[Dataset rows]

>>>>>

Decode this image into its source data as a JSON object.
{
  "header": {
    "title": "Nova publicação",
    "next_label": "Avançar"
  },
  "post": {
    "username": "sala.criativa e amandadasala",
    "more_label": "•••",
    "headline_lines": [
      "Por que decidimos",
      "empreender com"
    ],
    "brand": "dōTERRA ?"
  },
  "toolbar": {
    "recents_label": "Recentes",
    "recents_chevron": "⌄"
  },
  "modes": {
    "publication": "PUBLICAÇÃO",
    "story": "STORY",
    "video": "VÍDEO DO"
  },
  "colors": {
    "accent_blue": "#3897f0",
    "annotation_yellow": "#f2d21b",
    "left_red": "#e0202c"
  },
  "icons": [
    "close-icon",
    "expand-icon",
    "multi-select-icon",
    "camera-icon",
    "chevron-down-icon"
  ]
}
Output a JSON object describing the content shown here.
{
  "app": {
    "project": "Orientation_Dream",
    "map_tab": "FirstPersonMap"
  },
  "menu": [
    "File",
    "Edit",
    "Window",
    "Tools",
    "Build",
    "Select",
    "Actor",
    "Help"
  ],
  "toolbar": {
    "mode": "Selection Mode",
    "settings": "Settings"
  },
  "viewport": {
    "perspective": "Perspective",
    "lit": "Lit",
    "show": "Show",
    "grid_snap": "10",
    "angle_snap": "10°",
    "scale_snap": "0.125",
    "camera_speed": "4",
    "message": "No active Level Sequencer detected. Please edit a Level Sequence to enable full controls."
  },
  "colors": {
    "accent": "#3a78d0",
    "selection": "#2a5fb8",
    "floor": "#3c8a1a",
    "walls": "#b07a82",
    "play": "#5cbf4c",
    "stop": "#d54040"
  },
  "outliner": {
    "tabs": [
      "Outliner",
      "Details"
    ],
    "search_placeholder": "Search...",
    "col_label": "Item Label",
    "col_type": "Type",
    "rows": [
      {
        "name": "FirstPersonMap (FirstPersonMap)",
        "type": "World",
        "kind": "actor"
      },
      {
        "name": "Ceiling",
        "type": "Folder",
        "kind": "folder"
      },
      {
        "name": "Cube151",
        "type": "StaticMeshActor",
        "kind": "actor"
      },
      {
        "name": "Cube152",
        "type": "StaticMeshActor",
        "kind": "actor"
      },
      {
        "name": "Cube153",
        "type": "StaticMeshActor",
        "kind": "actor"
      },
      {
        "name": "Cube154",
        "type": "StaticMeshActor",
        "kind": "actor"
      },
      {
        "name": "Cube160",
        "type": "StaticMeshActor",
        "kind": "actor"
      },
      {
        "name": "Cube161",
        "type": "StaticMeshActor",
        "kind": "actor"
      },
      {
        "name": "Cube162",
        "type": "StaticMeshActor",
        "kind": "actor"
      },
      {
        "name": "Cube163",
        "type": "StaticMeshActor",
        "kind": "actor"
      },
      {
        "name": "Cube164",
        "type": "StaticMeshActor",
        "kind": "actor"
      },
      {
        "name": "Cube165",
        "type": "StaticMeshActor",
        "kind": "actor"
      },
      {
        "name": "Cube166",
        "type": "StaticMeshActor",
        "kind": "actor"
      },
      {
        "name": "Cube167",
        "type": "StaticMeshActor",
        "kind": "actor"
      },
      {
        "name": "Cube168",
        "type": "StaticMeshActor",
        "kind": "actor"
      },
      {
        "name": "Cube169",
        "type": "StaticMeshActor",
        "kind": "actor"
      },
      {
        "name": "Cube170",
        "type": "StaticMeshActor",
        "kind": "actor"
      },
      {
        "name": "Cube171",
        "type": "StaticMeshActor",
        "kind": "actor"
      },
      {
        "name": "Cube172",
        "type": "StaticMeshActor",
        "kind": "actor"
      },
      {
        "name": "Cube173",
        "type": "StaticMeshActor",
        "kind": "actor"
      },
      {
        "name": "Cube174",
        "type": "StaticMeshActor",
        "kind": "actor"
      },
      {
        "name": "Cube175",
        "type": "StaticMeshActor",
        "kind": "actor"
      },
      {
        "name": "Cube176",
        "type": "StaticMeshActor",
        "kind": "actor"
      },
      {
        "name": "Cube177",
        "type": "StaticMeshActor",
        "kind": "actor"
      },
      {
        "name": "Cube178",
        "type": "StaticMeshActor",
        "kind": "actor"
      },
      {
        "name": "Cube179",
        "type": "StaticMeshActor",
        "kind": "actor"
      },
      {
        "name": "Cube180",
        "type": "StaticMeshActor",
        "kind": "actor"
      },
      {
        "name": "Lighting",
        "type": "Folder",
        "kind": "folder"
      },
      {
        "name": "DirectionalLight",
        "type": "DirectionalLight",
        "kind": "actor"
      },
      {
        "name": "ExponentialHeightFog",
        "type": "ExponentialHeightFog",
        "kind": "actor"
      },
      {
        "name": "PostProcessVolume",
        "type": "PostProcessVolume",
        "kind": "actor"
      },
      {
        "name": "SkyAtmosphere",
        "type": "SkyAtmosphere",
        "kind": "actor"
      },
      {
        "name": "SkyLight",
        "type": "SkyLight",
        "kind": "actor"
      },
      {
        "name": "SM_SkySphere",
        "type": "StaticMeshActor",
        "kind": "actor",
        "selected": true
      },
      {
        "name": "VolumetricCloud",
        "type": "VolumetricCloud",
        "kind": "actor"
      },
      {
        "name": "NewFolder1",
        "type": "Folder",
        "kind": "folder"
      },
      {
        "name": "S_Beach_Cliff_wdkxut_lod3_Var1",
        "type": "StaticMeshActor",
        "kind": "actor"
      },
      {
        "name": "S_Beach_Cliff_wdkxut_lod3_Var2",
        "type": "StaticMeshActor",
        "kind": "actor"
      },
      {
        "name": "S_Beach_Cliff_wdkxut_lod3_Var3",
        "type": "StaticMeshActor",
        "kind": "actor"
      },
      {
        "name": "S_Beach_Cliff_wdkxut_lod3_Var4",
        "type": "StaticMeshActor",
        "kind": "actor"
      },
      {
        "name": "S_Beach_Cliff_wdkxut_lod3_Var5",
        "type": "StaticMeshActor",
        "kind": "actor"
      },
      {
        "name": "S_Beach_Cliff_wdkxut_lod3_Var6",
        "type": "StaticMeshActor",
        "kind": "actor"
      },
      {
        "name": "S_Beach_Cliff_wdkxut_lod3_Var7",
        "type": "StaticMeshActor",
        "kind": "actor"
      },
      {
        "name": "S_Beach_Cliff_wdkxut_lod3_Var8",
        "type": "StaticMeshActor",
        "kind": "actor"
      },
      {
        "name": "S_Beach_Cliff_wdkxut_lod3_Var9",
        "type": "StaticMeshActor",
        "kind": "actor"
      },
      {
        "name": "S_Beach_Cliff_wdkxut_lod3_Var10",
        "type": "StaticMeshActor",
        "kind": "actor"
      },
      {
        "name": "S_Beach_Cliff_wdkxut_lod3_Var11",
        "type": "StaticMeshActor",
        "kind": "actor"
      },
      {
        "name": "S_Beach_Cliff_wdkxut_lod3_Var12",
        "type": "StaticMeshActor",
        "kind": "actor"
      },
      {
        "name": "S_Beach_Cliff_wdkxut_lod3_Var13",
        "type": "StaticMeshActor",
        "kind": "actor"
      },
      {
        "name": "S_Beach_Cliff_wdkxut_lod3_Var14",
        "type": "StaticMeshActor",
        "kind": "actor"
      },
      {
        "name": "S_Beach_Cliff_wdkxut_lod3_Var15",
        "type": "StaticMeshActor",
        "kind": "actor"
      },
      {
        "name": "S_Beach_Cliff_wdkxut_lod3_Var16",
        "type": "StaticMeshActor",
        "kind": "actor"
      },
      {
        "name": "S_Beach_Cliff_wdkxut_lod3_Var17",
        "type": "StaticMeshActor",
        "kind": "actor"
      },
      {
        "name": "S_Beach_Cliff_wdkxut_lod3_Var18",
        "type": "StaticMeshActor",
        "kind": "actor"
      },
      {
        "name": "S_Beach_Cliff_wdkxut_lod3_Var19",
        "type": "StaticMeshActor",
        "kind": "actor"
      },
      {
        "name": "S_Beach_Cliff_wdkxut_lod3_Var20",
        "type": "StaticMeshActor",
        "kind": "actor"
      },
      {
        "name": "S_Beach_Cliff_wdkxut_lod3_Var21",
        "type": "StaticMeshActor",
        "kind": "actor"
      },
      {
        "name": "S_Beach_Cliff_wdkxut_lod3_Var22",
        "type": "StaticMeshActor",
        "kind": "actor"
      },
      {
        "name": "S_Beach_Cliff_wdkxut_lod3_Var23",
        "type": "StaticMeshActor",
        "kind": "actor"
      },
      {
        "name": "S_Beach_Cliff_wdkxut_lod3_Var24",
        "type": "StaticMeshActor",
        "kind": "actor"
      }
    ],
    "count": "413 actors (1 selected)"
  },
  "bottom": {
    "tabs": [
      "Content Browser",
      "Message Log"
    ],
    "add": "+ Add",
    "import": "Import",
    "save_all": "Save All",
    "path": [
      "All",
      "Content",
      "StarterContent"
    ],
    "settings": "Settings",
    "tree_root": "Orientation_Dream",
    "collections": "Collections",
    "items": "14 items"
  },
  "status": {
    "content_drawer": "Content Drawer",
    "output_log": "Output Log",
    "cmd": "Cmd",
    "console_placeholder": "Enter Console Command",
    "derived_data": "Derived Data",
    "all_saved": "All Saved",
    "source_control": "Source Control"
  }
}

<<<<<

### REQUIRED TASK
Say, as a number only, how many lines of the data contain "VolumetricCloud".

### WORKED ANSWER
2